> [What you are asked to do] Among the entries, which lines carry the string "trafność"? Copy each of them.

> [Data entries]
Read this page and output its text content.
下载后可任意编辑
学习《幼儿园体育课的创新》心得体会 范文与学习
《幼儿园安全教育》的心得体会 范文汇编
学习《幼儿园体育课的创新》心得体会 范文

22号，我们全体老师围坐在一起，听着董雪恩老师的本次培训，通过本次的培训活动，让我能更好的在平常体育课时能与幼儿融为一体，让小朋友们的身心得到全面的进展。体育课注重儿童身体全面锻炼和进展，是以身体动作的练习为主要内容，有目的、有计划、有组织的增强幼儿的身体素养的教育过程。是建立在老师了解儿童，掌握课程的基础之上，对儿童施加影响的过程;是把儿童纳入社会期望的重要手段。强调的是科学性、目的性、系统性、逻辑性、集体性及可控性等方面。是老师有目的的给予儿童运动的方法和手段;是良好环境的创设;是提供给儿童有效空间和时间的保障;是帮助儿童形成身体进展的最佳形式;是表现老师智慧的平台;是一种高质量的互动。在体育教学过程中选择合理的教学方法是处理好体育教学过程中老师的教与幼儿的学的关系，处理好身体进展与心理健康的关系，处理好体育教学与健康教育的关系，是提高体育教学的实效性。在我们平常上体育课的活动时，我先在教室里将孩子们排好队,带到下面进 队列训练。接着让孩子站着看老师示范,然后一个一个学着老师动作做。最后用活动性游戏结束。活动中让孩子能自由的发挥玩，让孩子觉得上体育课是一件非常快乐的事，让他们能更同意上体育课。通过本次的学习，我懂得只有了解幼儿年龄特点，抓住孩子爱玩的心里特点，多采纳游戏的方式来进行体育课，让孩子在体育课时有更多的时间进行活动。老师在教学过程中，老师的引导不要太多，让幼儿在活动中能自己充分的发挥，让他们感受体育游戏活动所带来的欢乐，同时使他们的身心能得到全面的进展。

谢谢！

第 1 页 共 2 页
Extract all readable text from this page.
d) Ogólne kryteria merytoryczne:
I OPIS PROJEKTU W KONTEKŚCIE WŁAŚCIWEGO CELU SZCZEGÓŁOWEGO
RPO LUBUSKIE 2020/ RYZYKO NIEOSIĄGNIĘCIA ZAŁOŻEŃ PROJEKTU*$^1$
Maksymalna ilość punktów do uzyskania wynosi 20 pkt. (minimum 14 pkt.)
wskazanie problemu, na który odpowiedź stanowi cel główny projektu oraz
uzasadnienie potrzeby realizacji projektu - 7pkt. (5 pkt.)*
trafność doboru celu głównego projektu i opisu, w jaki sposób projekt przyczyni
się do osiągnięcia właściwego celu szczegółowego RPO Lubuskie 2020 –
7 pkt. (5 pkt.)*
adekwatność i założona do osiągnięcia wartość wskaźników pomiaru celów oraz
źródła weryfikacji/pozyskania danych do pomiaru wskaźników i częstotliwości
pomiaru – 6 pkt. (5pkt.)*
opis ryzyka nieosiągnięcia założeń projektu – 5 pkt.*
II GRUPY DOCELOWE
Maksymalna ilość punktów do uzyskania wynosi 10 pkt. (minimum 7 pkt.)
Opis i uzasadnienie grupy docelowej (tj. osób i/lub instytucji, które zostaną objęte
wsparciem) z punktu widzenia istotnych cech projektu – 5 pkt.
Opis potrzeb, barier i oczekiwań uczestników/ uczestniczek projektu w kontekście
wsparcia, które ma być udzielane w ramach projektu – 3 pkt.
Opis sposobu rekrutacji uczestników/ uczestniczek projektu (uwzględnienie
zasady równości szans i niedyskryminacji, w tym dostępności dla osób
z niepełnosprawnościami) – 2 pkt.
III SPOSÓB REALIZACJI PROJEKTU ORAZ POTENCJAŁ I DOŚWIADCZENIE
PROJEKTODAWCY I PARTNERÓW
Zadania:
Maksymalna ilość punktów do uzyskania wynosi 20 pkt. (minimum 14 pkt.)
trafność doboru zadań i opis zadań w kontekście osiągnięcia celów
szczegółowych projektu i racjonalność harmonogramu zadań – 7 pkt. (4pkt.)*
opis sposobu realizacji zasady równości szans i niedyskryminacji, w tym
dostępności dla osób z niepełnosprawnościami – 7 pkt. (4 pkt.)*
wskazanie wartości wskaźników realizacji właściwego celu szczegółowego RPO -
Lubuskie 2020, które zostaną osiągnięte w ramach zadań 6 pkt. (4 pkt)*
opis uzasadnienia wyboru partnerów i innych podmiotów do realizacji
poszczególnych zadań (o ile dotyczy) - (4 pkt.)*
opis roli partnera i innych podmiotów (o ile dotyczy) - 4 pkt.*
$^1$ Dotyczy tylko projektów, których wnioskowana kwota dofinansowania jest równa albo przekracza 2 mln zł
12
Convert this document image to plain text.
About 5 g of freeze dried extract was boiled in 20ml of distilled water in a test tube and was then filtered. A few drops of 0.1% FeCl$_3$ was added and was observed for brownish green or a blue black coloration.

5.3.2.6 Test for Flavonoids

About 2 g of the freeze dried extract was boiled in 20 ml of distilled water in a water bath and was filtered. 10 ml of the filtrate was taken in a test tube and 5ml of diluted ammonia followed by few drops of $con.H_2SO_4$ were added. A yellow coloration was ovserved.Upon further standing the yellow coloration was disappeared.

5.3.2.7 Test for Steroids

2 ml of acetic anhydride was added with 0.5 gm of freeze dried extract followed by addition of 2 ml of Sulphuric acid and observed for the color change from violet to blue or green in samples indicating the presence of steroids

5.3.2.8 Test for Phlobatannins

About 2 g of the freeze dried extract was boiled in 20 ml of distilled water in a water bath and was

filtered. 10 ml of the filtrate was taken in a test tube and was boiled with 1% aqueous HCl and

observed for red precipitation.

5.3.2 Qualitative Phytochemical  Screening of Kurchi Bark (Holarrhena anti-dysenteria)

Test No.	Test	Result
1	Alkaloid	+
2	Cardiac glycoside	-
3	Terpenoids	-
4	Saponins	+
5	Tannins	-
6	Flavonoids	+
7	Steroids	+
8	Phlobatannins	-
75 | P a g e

> [Correct output]
trafność doboru celu głównego projektu i opisu, w jaki sposób projekt przyczyni
trafność doboru zadań i opis zadań w kontekście osiągnięcia celów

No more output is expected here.